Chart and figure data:
::::
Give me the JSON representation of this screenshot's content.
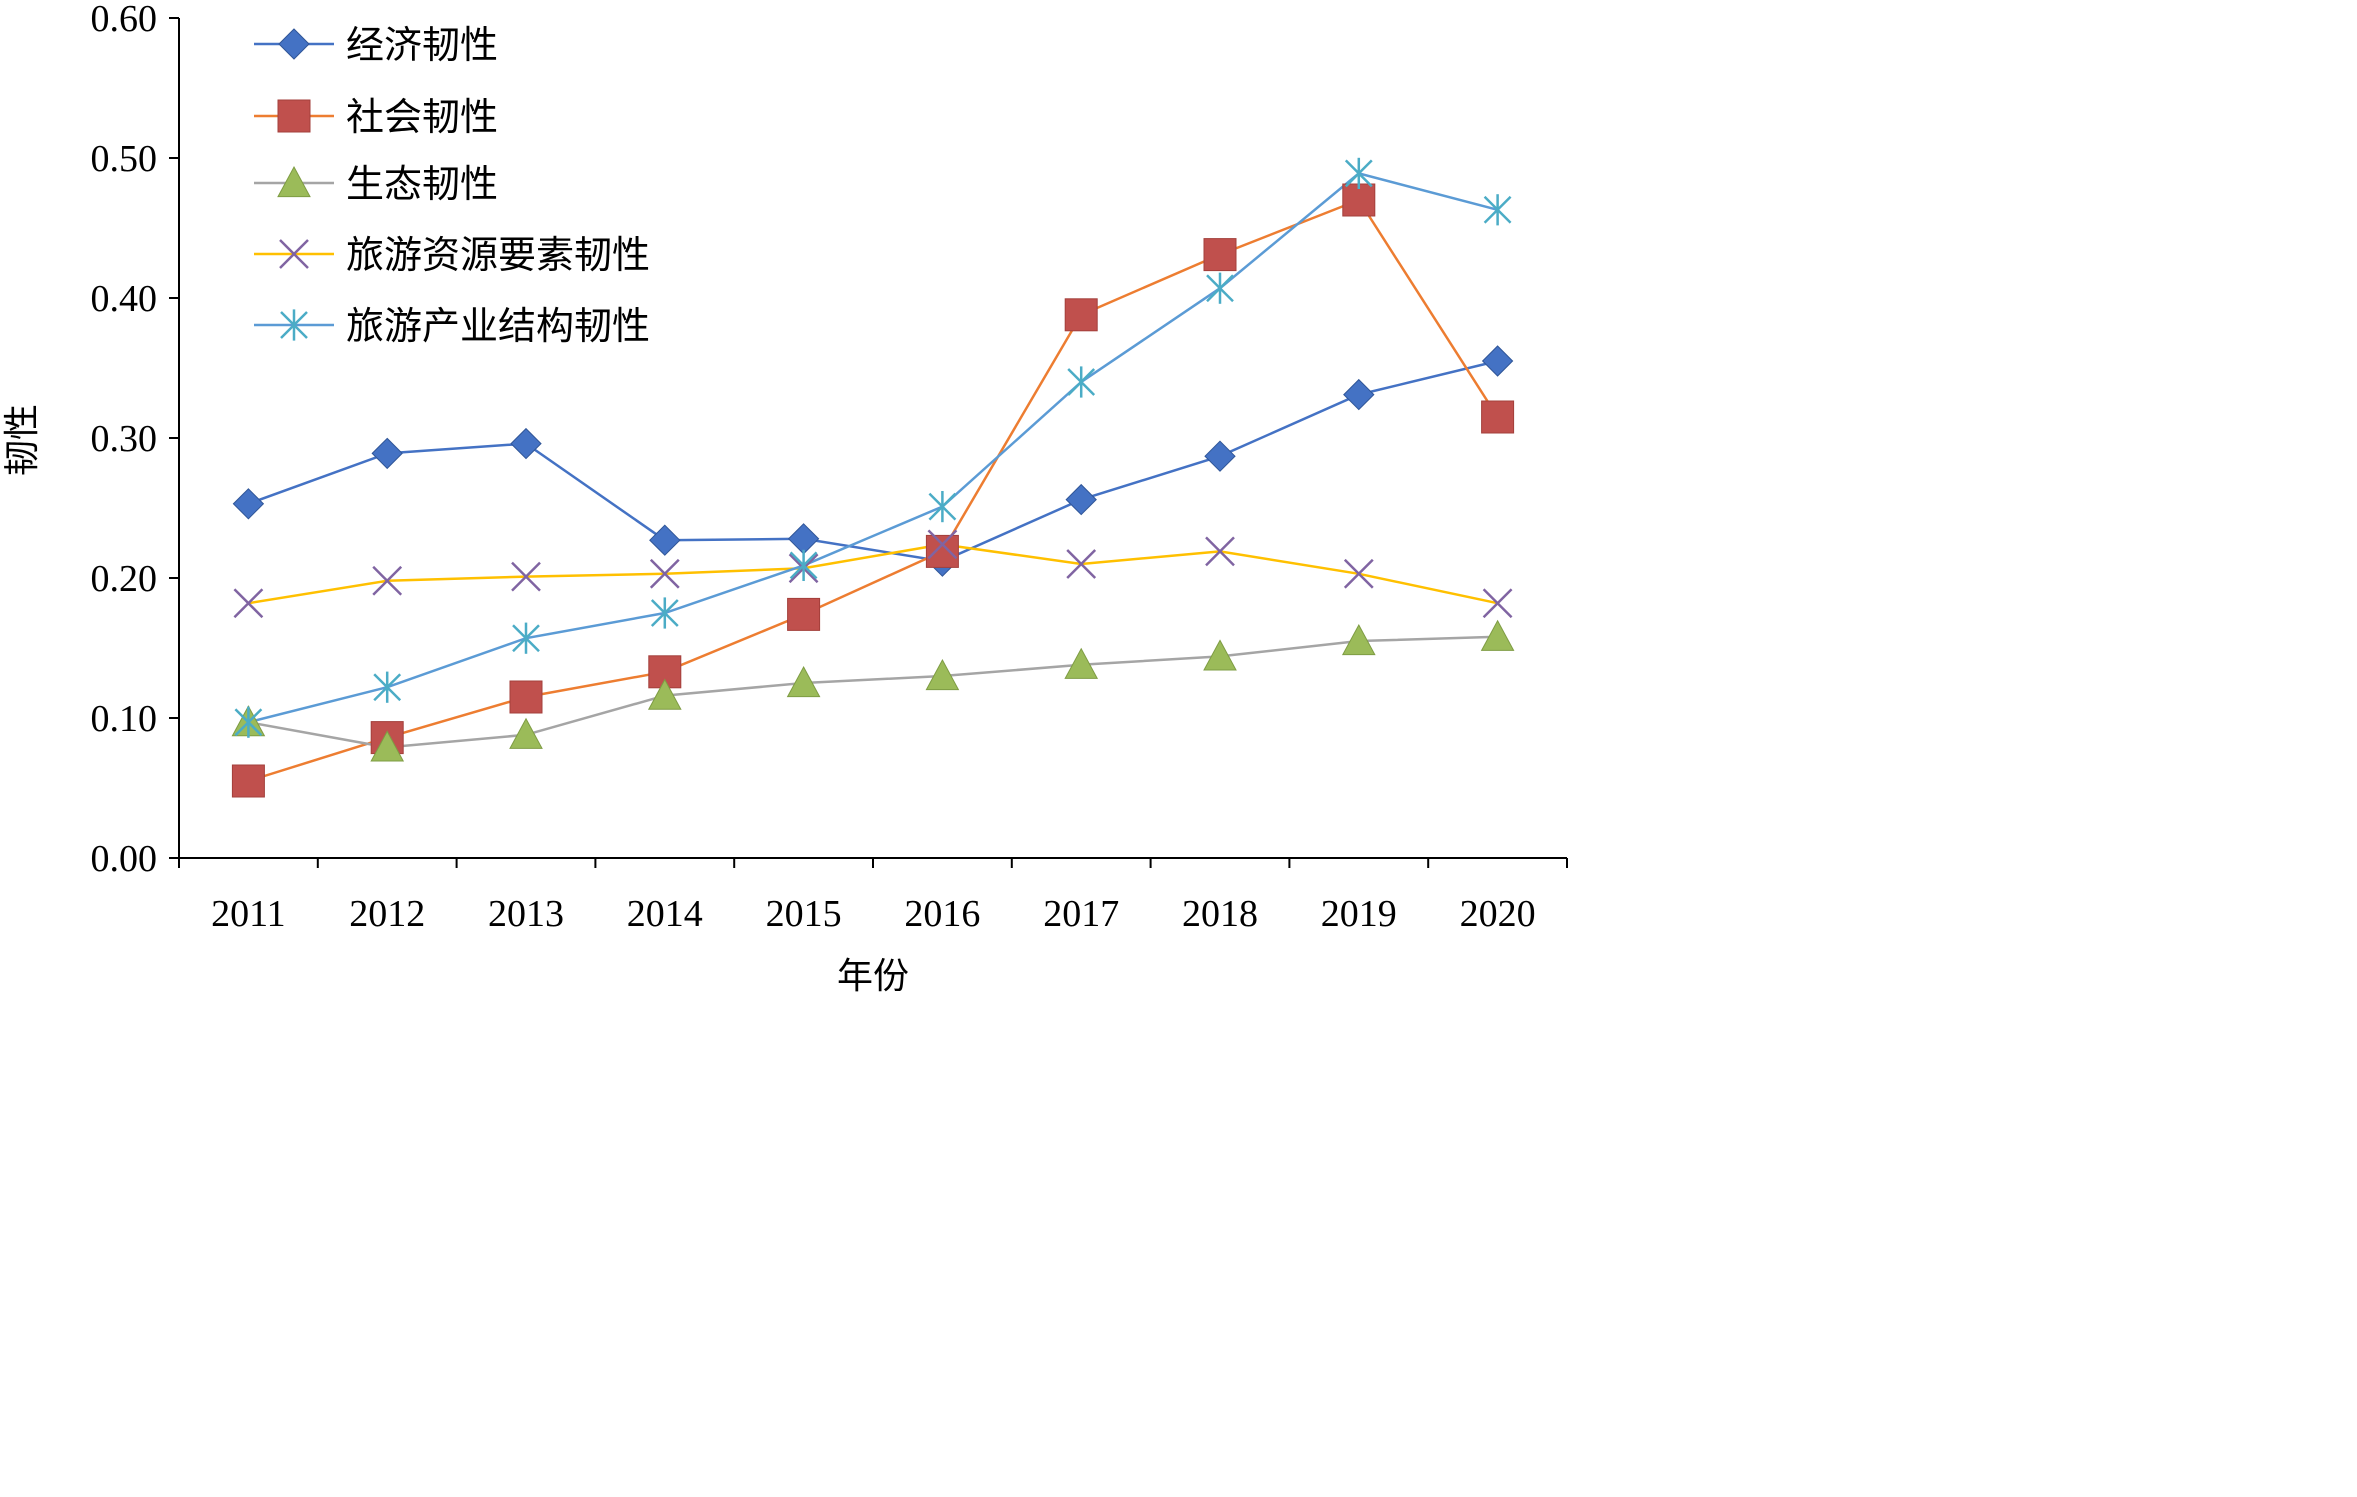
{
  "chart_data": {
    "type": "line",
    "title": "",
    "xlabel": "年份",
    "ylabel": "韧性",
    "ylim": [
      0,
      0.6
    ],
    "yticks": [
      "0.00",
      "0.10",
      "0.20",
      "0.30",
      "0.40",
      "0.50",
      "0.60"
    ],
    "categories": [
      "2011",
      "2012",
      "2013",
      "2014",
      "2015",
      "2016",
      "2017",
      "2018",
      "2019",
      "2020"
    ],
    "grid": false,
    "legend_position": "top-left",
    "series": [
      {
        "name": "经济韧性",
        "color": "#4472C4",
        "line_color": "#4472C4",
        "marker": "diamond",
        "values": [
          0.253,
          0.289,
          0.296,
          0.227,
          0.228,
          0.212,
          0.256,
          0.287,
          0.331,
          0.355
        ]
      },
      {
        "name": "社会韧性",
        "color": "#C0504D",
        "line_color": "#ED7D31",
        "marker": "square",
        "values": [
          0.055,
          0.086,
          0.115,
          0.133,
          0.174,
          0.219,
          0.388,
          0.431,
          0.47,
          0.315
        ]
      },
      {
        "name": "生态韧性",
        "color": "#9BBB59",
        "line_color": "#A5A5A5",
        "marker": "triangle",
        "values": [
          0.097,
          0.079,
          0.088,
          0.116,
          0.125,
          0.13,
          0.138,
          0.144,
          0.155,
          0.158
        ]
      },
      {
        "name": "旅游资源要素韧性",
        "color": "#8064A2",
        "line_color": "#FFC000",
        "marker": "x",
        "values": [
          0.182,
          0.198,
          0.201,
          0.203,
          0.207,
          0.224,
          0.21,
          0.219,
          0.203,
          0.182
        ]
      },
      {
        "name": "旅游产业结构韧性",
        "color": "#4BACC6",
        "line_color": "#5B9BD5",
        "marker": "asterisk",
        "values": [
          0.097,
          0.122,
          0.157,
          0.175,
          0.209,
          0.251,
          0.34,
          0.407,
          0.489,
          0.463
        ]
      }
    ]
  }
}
::::
THE EXERCISE:
Search the data for the string "marker" and copy each line where it appears.

RESULT OF THE TASK:
        "marker": "diamond",
        "marker": "square",
        "marker": "triangle",
        "marker": "x",
        "marker": "asterisk",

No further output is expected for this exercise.